■ **MATERIAL PROVIDED**

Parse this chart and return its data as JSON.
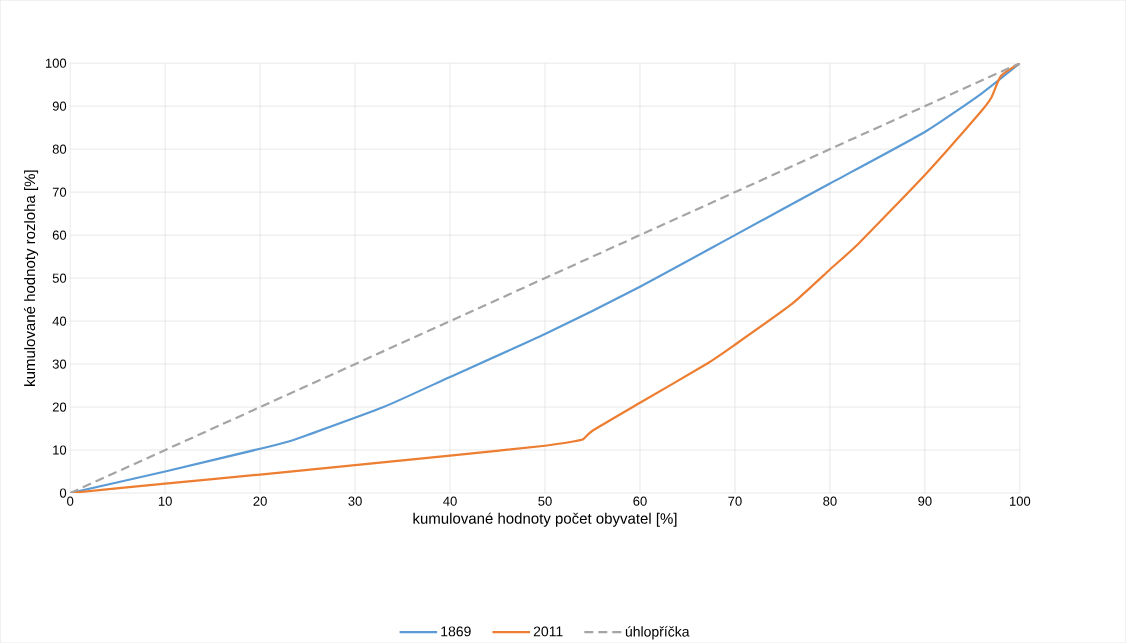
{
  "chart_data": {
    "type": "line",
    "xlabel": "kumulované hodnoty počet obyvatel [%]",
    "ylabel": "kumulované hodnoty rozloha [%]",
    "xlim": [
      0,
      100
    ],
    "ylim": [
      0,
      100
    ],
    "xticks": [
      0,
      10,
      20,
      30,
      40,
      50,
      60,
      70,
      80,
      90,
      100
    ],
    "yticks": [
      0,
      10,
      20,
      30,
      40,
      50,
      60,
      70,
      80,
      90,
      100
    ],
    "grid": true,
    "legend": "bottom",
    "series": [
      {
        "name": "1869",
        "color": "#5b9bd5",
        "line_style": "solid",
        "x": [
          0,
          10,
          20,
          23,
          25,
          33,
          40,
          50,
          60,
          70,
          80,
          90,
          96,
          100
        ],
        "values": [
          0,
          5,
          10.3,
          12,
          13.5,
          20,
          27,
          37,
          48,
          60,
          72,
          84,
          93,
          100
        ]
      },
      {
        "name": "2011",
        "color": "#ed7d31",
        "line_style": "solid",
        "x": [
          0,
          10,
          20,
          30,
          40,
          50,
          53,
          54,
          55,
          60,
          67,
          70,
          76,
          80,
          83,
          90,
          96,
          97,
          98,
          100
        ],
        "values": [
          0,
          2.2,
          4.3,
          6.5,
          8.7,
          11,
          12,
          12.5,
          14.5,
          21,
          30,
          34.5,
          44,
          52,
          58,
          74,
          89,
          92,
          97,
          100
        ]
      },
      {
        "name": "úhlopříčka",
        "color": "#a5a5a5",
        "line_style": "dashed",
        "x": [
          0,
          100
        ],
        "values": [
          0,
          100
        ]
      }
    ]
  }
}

■ **GIVEN EXERCISE**
From the data above, pick out each line containing "color" and copy it.

■ **RESULT FOR THIS TASK**
        "color": "#5b9bd5",
        "color": "#ed7d31",
        "color": "#a5a5a5",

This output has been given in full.